Your copy of the material must match it exactly, except that pictures are dropped.

_____

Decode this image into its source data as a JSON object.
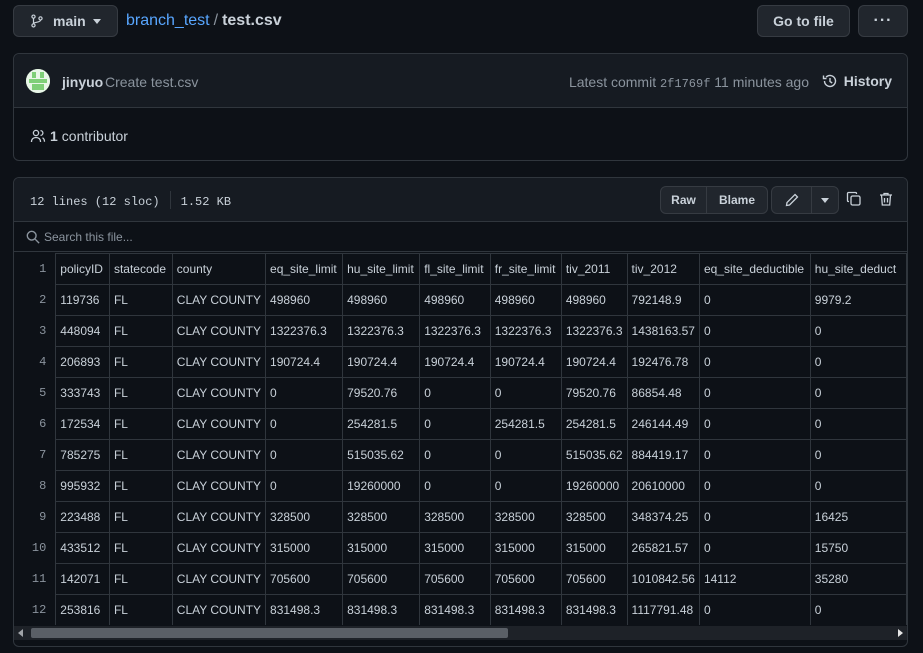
{
  "header": {
    "branch": "main",
    "repo": "branch_test",
    "separator": "/",
    "file": "test.csv",
    "goto_label": "Go to file",
    "more_label": "···"
  },
  "commit": {
    "author": "jinyuo",
    "message": "Create test.csv",
    "latest_label": "Latest commit",
    "sha": "2f1769f",
    "time": "11 minutes ago",
    "history_label": "History"
  },
  "contributors": {
    "count": "1",
    "label": "contributor"
  },
  "file": {
    "lines": "12 lines (12 sloc)",
    "size": "1.52 KB",
    "raw_label": "Raw",
    "blame_label": "Blame",
    "search_placeholder": "Search this file..."
  },
  "table": {
    "columns": [
      "policyID",
      "statecode",
      "county",
      "eq_site_limit",
      "hu_site_limit",
      "fl_site_limit",
      "fr_site_limit",
      "tiv_2011",
      "tiv_2012",
      "eq_site_deductible",
      "hu_site_deduct"
    ],
    "rows": [
      [
        "119736",
        "FL",
        "CLAY COUNTY",
        "498960",
        "498960",
        "498960",
        "498960",
        "498960",
        "792148.9",
        "0",
        "9979.2"
      ],
      [
        "448094",
        "FL",
        "CLAY COUNTY",
        "1322376.3",
        "1322376.3",
        "1322376.3",
        "1322376.3",
        "1322376.3",
        "1438163.57",
        "0",
        "0"
      ],
      [
        "206893",
        "FL",
        "CLAY COUNTY",
        "190724.4",
        "190724.4",
        "190724.4",
        "190724.4",
        "190724.4",
        "192476.78",
        "0",
        "0"
      ],
      [
        "333743",
        "FL",
        "CLAY COUNTY",
        "0",
        "79520.76",
        "0",
        "0",
        "79520.76",
        "86854.48",
        "0",
        "0"
      ],
      [
        "172534",
        "FL",
        "CLAY COUNTY",
        "0",
        "254281.5",
        "0",
        "254281.5",
        "254281.5",
        "246144.49",
        "0",
        "0"
      ],
      [
        "785275",
        "FL",
        "CLAY COUNTY",
        "0",
        "515035.62",
        "0",
        "0",
        "515035.62",
        "884419.17",
        "0",
        "0"
      ],
      [
        "995932",
        "FL",
        "CLAY COUNTY",
        "0",
        "19260000",
        "0",
        "0",
        "19260000",
        "20610000",
        "0",
        "0"
      ],
      [
        "223488",
        "FL",
        "CLAY COUNTY",
        "328500",
        "328500",
        "328500",
        "328500",
        "328500",
        "348374.25",
        "0",
        "16425"
      ],
      [
        "433512",
        "FL",
        "CLAY COUNTY",
        "315000",
        "315000",
        "315000",
        "315000",
        "315000",
        "265821.57",
        "0",
        "15750"
      ],
      [
        "142071",
        "FL",
        "CLAY COUNTY",
        "705600",
        "705600",
        "705600",
        "705600",
        "705600",
        "1010842.56",
        "14112",
        "35280"
      ],
      [
        "253816",
        "FL",
        "CLAY COUNTY",
        "831498.3",
        "831498.3",
        "831498.3",
        "831498.3",
        "831498.3",
        "1117791.48",
        "0",
        "0"
      ]
    ]
  },
  "scroll": {
    "horizontal_position": 0
  }
}
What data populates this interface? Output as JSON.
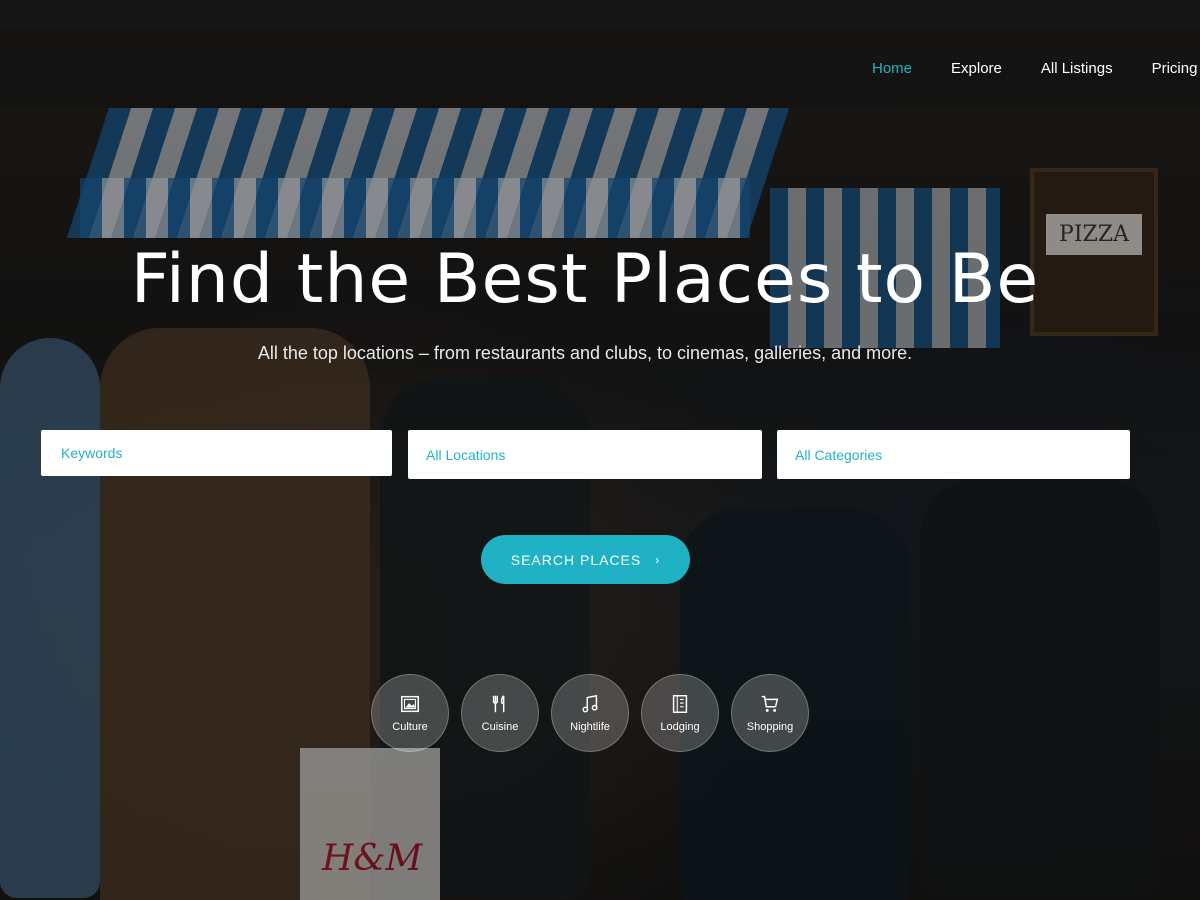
{
  "nav": {
    "items": [
      {
        "label": "Home",
        "active": true
      },
      {
        "label": "Explore",
        "active": false
      },
      {
        "label": "All Listings",
        "active": false
      },
      {
        "label": "Pricing",
        "active": false
      }
    ]
  },
  "hero": {
    "title": "Find the Best Places to Be",
    "subtitle": "All the top locations – from restaurants and clubs, to cinemas, galleries, and more.",
    "scene_sign_text": "PIZZA",
    "scene_bag_text": "H&M"
  },
  "search": {
    "keywords_placeholder": "Keywords",
    "location_value": "All Locations",
    "category_value": "All Categories",
    "button_label": "SEARCH PLACES",
    "button_icon": "chevron-right-icon"
  },
  "categories": [
    {
      "label": "Culture",
      "icon": "image-icon"
    },
    {
      "label": "Cuisine",
      "icon": "utensils-icon"
    },
    {
      "label": "Nightlife",
      "icon": "music-note-icon"
    },
    {
      "label": "Lodging",
      "icon": "building-icon"
    },
    {
      "label": "Shopping",
      "icon": "cart-icon"
    }
  ],
  "colors": {
    "accent": "#1fb2c4",
    "nav_active": "#22b3c6",
    "topbar": "#161616"
  }
}
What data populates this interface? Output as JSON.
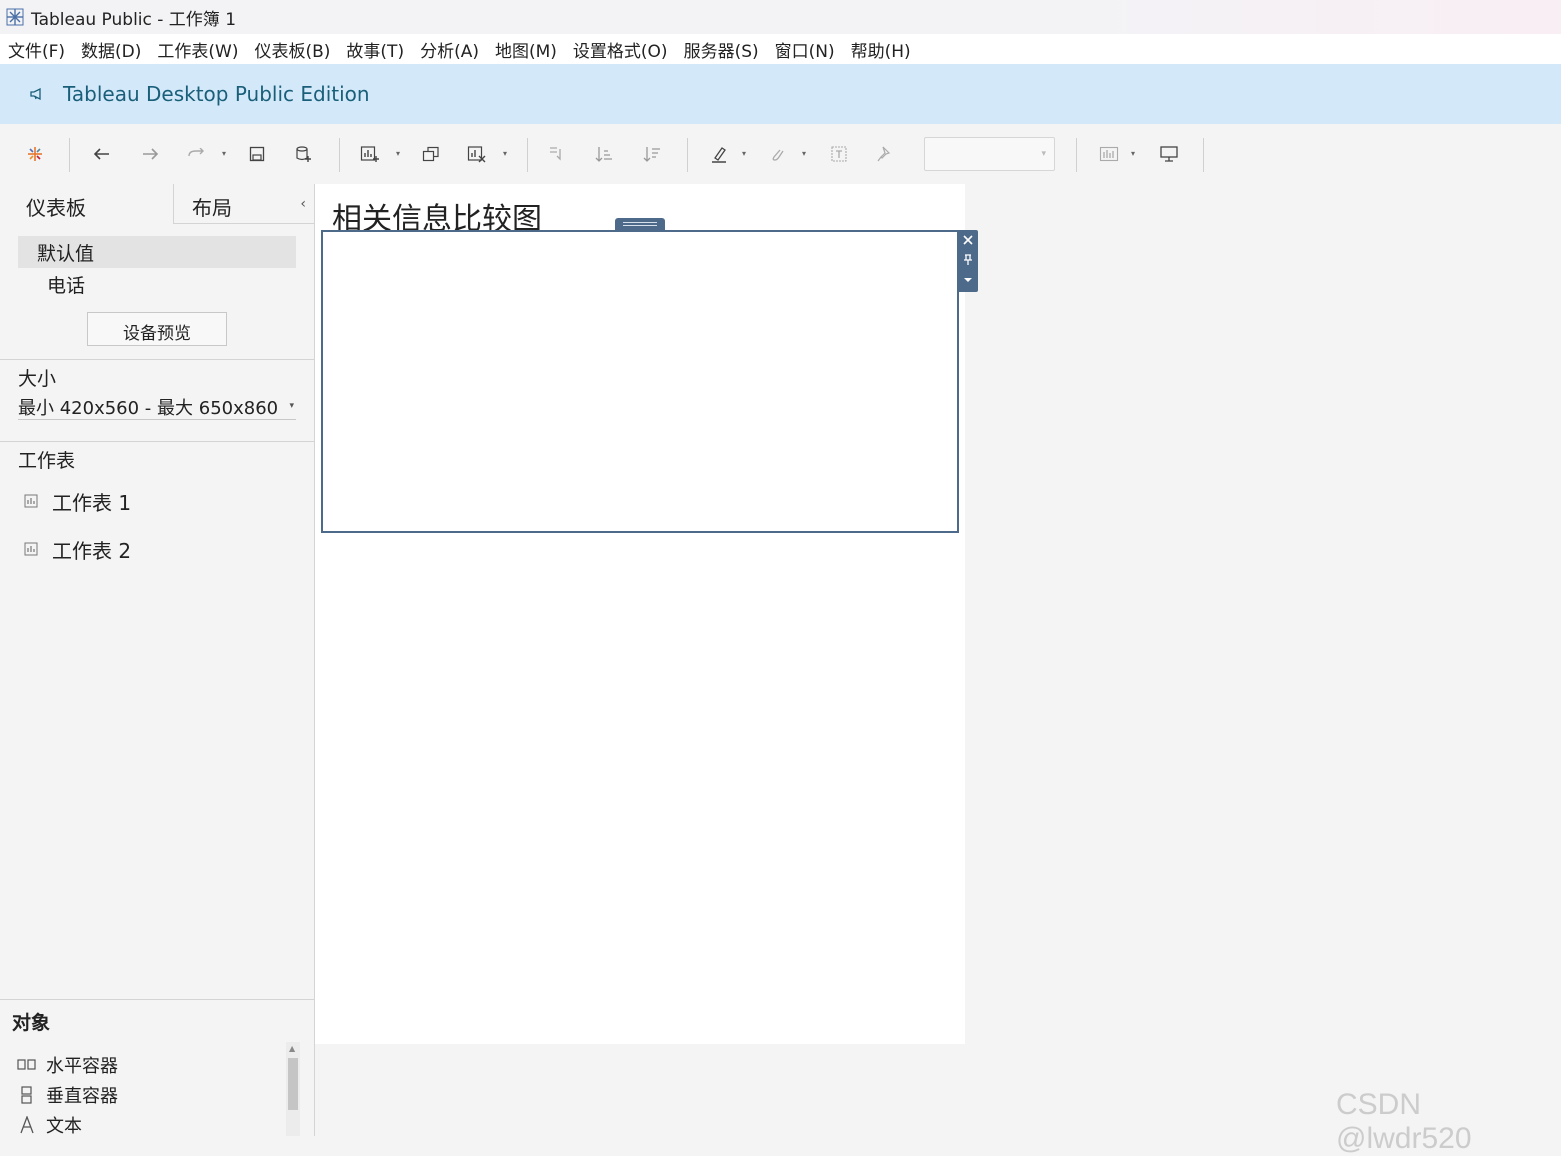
{
  "window": {
    "title": "Tableau Public - 工作簿 1"
  },
  "menu": {
    "items": [
      "文件(F)",
      "数据(D)",
      "工作表(W)",
      "仪表板(B)",
      "故事(T)",
      "分析(A)",
      "地图(M)",
      "设置格式(O)",
      "服务器(S)",
      "窗口(N)",
      "帮助(H)"
    ]
  },
  "banner": {
    "text": "Tableau Desktop Public Edition",
    "icon": "megaphone-icon"
  },
  "toolbar": {
    "icons": [
      "tableau-logo-icon",
      "undo-icon",
      "redo-icon",
      "replay-icon",
      "save-icon",
      "new-datasource-icon",
      "new-worksheet-icon",
      "duplicate-icon",
      "clear-sheet-icon",
      "swap-icon",
      "sort-ascending-icon",
      "sort-descending-icon",
      "highlight-icon",
      "group-icon",
      "show-labels-icon",
      "fix-axes-icon",
      "show-me-icon",
      "presentation-icon"
    ],
    "fit_dropdown_value": ""
  },
  "left_pane": {
    "tabs": {
      "dashboard": "仪表板",
      "layout": "布局"
    },
    "devices": {
      "default": "默认值",
      "phone": "电话"
    },
    "device_preview_button": "设备预览",
    "size": {
      "label": "大小",
      "value": "最小 420x560 - 最大 650x860"
    },
    "sheets": {
      "label": "工作表",
      "items": [
        "工作表 1",
        "工作表 2"
      ]
    },
    "objects": {
      "label": "对象",
      "items": [
        {
          "label": "水平容器",
          "icon": "horizontal-container-icon"
        },
        {
          "label": "垂直容器",
          "icon": "vertical-container-icon"
        },
        {
          "label": "文本",
          "icon": "text-icon"
        }
      ]
    }
  },
  "canvas": {
    "title": "相关信息比较图"
  },
  "watermark": "CSDN @lwdr520",
  "colors": {
    "banner_bg": "#d3e9f9",
    "banner_text": "#1a5f7a",
    "zone_border": "#4e6a8a"
  }
}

_____

**Output**
Decode this image into its source data as a JSON object.
{
  "header": {
    "branch": "main",
    "repo": "branch_test",
    "separator": "/",
    "file": "test.csv",
    "goto_label": "Go to file",
    "more_label": "···"
  },
  "commit": {
    "author": "jinyuo",
    "message": "Create test.csv",
    "latest_label": "Latest commit",
    "sha": "2f1769f",
    "time": "11 minutes ago",
    "history_label": "History"
  },
  "contributors": {
    "count": "1",
    "label": "contributor"
  },
  "file": {
    "lines": "12 lines (12 sloc)",
    "size": "1.52 KB",
    "raw_label": "Raw",
    "blame_label": "Blame",
    "search_placeholder": "Search this file..."
  },
  "table": {
    "columns": [
      "policyID",
      "statecode",
      "county",
      "eq_site_limit",
      "hu_site_limit",
      "fl_site_limit",
      "fr_site_limit",
      "tiv_2011",
      "tiv_2012",
      "eq_site_deductible",
      "hu_site_deduct"
    ],
    "rows": [
      [
        "119736",
        "FL",
        "CLAY COUNTY",
        "498960",
        "498960",
        "498960",
        "498960",
        "498960",
        "792148.9",
        "0",
        "9979.2"
      ],
      [
        "448094",
        "FL",
        "CLAY COUNTY",
        "1322376.3",
        "1322376.3",
        "1322376.3",
        "1322376.3",
        "1322376.3",
        "1438163.57",
        "0",
        "0"
      ],
      [
        "206893",
        "FL",
        "CLAY COUNTY",
        "190724.4",
        "190724.4",
        "190724.4",
        "190724.4",
        "190724.4",
        "192476.78",
        "0",
        "0"
      ],
      [
        "333743",
        "FL",
        "CLAY COUNTY",
        "0",
        "79520.76",
        "0",
        "0",
        "79520.76",
        "86854.48",
        "0",
        "0"
      ],
      [
        "172534",
        "FL",
        "CLAY COUNTY",
        "0",
        "254281.5",
        "0",
        "254281.5",
        "254281.5",
        "246144.49",
        "0",
        "0"
      ],
      [
        "785275",
        "FL",
        "CLAY COUNTY",
        "0",
        "515035.62",
        "0",
        "0",
        "515035.62",
        "884419.17",
        "0",
        "0"
      ],
      [
        "995932",
        "FL",
        "CLAY COUNTY",
        "0",
        "19260000",
        "0",
        "0",
        "19260000",
        "20610000",
        "0",
        "0"
      ],
      [
        "223488",
        "FL",
        "CLAY COUNTY",
        "328500",
        "328500",
        "328500",
        "328500",
        "328500",
        "348374.25",
        "0",
        "16425"
      ],
      [
        "433512",
        "FL",
        "CLAY COUNTY",
        "315000",
        "315000",
        "315000",
        "315000",
        "315000",
        "265821.57",
        "0",
        "15750"
      ],
      [
        "142071",
        "FL",
        "CLAY COUNTY",
        "705600",
        "705600",
        "705600",
        "705600",
        "705600",
        "1010842.56",
        "14112",
        "35280"
      ],
      [
        "253816",
        "FL",
        "CLAY COUNTY",
        "831498.3",
        "831498.3",
        "831498.3",
        "831498.3",
        "831498.3",
        "1117791.48",
        "0",
        "0"
      ]
    ]
  },
  "scroll": {
    "horizontal_position": 0
  }
}
What data populates this interface? Output as JSON.
{
  "nav": {
    "items": [
      {
        "label": "Home",
        "active": true
      },
      {
        "label": "Explore",
        "active": false
      },
      {
        "label": "All Listings",
        "active": false
      },
      {
        "label": "Pricing",
        "active": false
      }
    ]
  },
  "hero": {
    "title": "Find the Best Places to Be",
    "subtitle": "All the top locations – from restaurants and clubs, to cinemas, galleries, and more.",
    "scene_sign_text": "PIZZA",
    "scene_bag_text": "H&M"
  },
  "search": {
    "keywords_placeholder": "Keywords",
    "location_value": "All Locations",
    "category_value": "All Categories",
    "button_label": "SEARCH PLACES",
    "button_icon": "chevron-right-icon"
  },
  "categories": [
    {
      "label": "Culture",
      "icon": "image-icon"
    },
    {
      "label": "Cuisine",
      "icon": "utensils-icon"
    },
    {
      "label": "Nightlife",
      "icon": "music-note-icon"
    },
    {
      "label": "Lodging",
      "icon": "building-icon"
    },
    {
      "label": "Shopping",
      "icon": "cart-icon"
    }
  ],
  "colors": {
    "accent": "#1fb2c4",
    "nav_active": "#22b3c6",
    "topbar": "#161616"
  }
}
What data populates this interface? Output as JSON.
{
  "window": {
    "title": "Tableau Public - 工作簿 1"
  },
  "menu": {
    "items": [
      "文件(F)",
      "数据(D)",
      "工作表(W)",
      "仪表板(B)",
      "故事(T)",
      "分析(A)",
      "地图(M)",
      "设置格式(O)",
      "服务器(S)",
      "窗口(N)",
      "帮助(H)"
    ]
  },
  "banner": {
    "text": "Tableau Desktop Public Edition",
    "icon": "megaphone-icon"
  },
  "toolbar": {
    "icons": [
      "tableau-logo-icon",
      "undo-icon",
      "redo-icon",
      "replay-icon",
      "save-icon",
      "new-datasource-icon",
      "new-worksheet-icon",
      "duplicate-icon",
      "clear-sheet-icon",
      "swap-icon",
      "sort-ascending-icon",
      "sort-descending-icon",
      "highlight-icon",
      "group-icon",
      "show-labels-icon",
      "fix-axes-icon",
      "show-me-icon",
      "presentation-icon"
    ],
    "fit_dropdown_value": ""
  },
  "left_pane": {
    "tabs": {
      "dashboard": "仪表板",
      "layout": "布局"
    },
    "devices": {
      "default": "默认值",
      "phone": "电话"
    },
    "device_preview_button": "设备预览",
    "size": {
      "label": "大小",
      "value": "最小 420x560 - 最大 650x860"
    },
    "sheets": {
      "label": "工作表",
      "items": [
        "工作表 1",
        "工作表 2"
      ]
    },
    "objects": {
      "label": "对象",
      "items": [
        {
          "label": "水平容器",
          "icon": "horizontal-container-icon"
        },
        {
          "label": "垂直容器",
          "icon": "vertical-container-icon"
        },
        {
          "label": "文本",
          "icon": "text-icon"
        }
      ]
    }
  },
  "canvas": {
    "title": "相关信息比较图"
  },
  "watermark": "CSDN @lwdr520",
  "colors": {
    "banner_bg": "#d3e9f9",
    "banner_text": "#1a5f7a",
    "zone_border": "#4e6a8a"
  }
}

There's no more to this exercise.